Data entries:
>>>
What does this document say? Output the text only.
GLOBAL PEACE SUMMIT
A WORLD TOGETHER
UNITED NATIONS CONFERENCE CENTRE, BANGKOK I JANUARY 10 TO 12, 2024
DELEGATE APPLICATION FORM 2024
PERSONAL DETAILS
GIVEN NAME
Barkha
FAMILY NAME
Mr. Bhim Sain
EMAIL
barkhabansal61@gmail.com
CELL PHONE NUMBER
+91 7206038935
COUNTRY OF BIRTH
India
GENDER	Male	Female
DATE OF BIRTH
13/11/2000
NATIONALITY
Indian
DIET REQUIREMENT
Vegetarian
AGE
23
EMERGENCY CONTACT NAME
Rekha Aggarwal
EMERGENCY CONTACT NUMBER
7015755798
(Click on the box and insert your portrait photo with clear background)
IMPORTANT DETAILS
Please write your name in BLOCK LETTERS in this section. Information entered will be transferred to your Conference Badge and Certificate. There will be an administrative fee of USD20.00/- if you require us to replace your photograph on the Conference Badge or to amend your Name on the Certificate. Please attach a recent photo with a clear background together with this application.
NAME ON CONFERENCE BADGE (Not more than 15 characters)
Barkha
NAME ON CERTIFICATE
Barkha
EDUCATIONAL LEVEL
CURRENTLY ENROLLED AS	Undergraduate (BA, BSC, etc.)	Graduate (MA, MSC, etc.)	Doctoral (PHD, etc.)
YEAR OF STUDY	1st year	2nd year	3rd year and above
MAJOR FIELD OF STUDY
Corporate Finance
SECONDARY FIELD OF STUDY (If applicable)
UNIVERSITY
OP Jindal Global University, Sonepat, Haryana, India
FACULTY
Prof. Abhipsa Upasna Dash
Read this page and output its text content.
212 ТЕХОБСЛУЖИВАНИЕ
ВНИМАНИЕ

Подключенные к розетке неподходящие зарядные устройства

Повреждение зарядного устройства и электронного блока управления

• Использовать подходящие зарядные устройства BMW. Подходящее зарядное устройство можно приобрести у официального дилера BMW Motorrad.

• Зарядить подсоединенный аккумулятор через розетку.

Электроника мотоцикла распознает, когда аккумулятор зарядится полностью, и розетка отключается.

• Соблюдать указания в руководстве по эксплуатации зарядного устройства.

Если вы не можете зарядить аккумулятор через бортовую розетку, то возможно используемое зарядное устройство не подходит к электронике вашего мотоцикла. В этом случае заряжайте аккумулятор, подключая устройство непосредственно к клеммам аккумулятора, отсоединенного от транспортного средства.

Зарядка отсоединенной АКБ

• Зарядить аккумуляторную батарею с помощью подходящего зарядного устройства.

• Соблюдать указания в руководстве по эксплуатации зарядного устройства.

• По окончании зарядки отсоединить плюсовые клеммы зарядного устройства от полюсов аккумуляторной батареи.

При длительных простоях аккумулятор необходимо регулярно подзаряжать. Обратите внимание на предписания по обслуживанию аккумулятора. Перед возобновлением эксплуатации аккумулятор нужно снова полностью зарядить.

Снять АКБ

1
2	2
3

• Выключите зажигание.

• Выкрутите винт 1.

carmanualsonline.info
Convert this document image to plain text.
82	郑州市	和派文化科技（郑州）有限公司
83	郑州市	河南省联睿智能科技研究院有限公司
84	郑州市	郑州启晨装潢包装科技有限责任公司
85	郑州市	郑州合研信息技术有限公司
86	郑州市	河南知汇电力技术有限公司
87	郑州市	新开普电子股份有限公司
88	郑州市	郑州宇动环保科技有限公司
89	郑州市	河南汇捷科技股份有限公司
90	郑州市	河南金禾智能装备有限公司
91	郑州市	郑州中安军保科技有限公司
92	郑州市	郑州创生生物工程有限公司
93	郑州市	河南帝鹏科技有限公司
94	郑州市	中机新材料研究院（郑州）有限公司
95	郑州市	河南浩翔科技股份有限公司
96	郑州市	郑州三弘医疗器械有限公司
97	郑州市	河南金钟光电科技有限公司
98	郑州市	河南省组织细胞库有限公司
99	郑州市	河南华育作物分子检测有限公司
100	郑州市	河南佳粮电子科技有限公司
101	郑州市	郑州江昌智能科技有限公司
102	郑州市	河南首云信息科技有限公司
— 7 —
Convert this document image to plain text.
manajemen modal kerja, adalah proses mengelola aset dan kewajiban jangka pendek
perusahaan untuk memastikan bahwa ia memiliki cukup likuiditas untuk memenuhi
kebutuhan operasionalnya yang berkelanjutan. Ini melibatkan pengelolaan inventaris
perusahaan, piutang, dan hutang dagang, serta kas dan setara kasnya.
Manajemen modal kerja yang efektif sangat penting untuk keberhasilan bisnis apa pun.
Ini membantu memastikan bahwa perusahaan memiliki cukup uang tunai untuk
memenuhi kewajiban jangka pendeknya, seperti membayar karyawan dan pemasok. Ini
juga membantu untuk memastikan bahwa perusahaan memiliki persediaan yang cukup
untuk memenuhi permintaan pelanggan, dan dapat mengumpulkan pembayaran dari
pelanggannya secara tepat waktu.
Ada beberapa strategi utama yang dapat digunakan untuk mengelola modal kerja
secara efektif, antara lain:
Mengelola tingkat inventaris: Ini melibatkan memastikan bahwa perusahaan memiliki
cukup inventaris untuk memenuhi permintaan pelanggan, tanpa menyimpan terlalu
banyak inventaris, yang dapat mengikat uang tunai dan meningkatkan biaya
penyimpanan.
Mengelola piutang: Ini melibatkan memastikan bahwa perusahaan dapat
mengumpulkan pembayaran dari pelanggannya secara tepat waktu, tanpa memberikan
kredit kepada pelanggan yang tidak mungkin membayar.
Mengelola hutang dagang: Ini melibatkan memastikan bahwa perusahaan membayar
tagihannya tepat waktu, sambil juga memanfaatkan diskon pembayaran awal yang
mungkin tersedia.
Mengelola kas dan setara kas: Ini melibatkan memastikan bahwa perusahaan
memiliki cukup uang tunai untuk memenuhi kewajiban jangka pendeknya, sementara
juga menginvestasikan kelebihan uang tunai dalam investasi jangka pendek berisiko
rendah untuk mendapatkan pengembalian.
<<<
* _Stated goal_: Collect, from the material above, every line containing the word "waktu".

* _Task solution_:
pelanggannya secara tepat waktu.
mengumpulkan pembayaran dari pelanggannya secara tepat waktu, tanpa memberikan
tagihannya tepat waktu, sambil juga memanfaatkan diskon pembayaran awal yang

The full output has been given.